> _Dataset extract_:

◇ ◇ ◇ ◇ ◇ ◇ ◇

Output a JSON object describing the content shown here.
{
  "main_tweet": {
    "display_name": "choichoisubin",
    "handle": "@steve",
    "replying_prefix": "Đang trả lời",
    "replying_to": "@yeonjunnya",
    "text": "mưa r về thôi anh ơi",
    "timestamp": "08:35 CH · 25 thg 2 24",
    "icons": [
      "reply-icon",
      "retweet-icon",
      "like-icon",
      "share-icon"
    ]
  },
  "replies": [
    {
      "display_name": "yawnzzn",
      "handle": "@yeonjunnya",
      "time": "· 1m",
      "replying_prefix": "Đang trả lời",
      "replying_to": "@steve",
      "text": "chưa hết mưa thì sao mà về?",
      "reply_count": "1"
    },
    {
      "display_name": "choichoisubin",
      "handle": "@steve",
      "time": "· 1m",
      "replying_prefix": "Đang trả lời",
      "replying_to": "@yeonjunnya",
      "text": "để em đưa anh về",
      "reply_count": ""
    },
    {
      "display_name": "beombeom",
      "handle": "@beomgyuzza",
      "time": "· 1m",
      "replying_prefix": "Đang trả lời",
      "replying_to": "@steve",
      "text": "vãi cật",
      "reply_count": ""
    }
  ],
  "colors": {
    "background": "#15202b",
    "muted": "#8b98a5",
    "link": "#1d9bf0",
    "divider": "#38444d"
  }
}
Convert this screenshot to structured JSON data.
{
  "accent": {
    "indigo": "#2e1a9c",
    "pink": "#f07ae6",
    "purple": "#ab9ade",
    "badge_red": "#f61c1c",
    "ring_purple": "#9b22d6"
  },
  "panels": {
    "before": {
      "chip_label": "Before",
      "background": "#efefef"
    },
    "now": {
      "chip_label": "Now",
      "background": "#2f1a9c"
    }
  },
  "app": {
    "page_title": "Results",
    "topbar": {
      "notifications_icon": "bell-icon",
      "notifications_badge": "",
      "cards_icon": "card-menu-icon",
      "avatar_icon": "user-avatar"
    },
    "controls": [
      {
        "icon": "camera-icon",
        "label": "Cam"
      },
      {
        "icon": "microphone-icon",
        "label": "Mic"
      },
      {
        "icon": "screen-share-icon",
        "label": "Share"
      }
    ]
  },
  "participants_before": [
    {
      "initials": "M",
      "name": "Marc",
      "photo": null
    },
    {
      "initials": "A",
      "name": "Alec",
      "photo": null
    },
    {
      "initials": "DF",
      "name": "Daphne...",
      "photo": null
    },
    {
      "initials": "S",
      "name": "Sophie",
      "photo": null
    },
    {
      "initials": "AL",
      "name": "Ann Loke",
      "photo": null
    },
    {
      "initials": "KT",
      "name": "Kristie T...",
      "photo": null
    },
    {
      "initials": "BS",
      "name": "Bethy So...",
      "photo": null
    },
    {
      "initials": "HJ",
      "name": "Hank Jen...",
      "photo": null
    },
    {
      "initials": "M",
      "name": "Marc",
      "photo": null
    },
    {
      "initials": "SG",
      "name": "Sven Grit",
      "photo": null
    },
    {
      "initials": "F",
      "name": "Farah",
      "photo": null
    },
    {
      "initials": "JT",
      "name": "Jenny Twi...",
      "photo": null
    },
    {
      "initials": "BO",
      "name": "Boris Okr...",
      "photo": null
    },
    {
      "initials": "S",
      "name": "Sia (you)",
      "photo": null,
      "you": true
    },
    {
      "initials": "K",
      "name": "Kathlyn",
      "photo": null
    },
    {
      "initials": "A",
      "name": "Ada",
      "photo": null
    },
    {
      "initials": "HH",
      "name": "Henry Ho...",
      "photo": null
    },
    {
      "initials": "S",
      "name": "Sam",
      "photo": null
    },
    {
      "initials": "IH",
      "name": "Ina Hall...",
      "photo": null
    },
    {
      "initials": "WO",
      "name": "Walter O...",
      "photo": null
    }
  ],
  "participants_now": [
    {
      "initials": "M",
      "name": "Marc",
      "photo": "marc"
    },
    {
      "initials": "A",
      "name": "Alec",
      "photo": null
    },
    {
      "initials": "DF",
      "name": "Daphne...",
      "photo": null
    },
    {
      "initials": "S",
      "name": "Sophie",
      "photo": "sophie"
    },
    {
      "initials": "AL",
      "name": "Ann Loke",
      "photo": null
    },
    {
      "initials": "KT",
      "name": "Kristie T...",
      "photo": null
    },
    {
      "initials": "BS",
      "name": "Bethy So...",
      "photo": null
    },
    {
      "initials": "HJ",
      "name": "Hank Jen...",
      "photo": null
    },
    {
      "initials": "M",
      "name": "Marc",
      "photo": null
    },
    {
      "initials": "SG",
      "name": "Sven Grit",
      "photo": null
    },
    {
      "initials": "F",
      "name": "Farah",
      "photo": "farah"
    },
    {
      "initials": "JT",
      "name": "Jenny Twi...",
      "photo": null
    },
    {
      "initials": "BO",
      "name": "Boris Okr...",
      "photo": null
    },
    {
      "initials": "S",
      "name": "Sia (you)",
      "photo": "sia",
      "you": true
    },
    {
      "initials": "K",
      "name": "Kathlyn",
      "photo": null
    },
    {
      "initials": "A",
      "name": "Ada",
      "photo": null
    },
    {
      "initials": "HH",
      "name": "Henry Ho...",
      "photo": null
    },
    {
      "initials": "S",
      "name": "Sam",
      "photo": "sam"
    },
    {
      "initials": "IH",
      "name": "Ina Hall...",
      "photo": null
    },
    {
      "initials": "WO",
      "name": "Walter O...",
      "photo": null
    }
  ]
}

◇ ◇ ◇ ◇ ◇ ◇ ◇

> _Exercise instructions_:
State how many lines of the records above contain the word "choichoisubin", and give only that number.

> _Right answer_:
2